▶ [DO THIS]:
Check each line below for the word "name" and give the number of lines that have it, nothing more.

▶ [MATERIAL SUPPLIED]:
--- START ---

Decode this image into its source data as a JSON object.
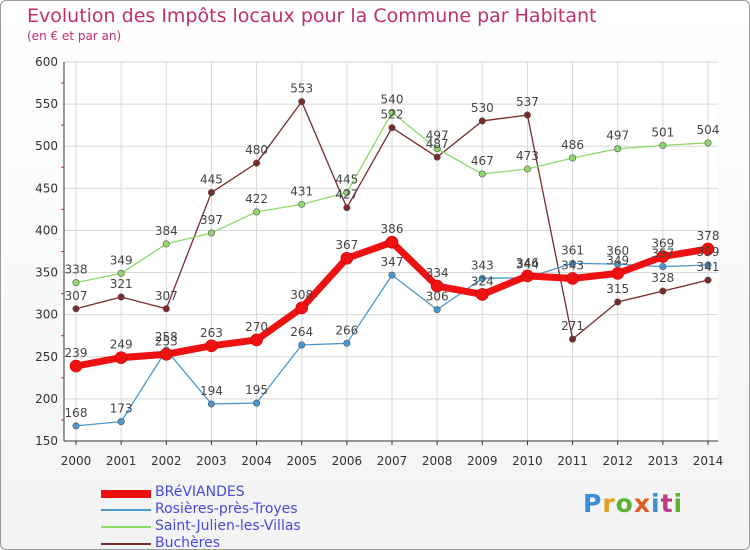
{
  "colors": {
    "title": "#c0306a",
    "axis": "#333333",
    "grid": "#d8d8d8",
    "legend_text": "#4a4ad8"
  },
  "chart_data": {
    "type": "line",
    "title": "Evolution des Impôts locaux pour la Commune par Habitant",
    "subtitle": "(en € et par an)",
    "x": [
      "2000",
      "2001",
      "2002",
      "2003",
      "2004",
      "2005",
      "2006",
      "2007",
      "2008",
      "2009",
      "2010",
      "2011",
      "2012",
      "2013",
      "2014"
    ],
    "ylim": [
      150,
      600
    ],
    "yticks": [
      150,
      200,
      250,
      300,
      350,
      400,
      450,
      500,
      550,
      600
    ],
    "grid": true,
    "series": [
      {
        "name": "BRéVIANDES",
        "color": "#ee1111",
        "width": 7,
        "values": [
          239,
          249,
          253,
          263,
          270,
          308,
          367,
          386,
          334,
          324,
          346,
          343,
          349,
          369,
          378
        ],
        "labels": [
          "239",
          "249",
          "253",
          "263",
          "270",
          "308",
          "367",
          "386",
          "334",
          "324",
          "346",
          "343",
          "349",
          "369",
          "378"
        ]
      },
      {
        "name": "Rosières-près-Troyes",
        "color": "#4a98d0",
        "width": 1.3,
        "values": [
          168,
          173,
          258,
          194,
          195,
          264,
          266,
          347,
          306,
          343,
          344,
          361,
          360,
          357,
          359
        ],
        "labels": [
          "168",
          "173",
          "258",
          "194",
          "195",
          "264",
          "266",
          "347",
          "306",
          "343",
          "344",
          "361",
          "360",
          "357",
          "359"
        ]
      },
      {
        "name": "Saint-Julien-les-Villas",
        "color": "#8fd86a",
        "width": 1.3,
        "values": [
          338,
          349,
          384,
          397,
          422,
          431,
          445,
          540,
          497,
          467,
          473,
          486,
          497,
          501,
          504
        ],
        "labels": [
          "338",
          "349",
          "384",
          "397",
          "422",
          "431",
          "445",
          "540",
          "497",
          "467",
          "473",
          "486",
          "497",
          "501",
          "504"
        ]
      },
      {
        "name": "Buchères",
        "color": "#7a2a2a",
        "width": 1.3,
        "values": [
          307,
          321,
          307,
          445,
          480,
          553,
          427,
          522,
          487,
          530,
          537,
          271,
          315,
          328,
          341
        ],
        "labels": [
          "307",
          "321",
          "307",
          "445",
          "480",
          "553",
          "427",
          "522",
          "487",
          "530",
          "537",
          "271",
          "315",
          "328",
          "341"
        ]
      }
    ],
    "legend_position": "bottom-left"
  },
  "logo": {
    "letters": [
      "P",
      "r",
      "o",
      "x",
      "i",
      "t",
      "i"
    ]
  }
}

--- END ---

▶ [OUTPUT]:
4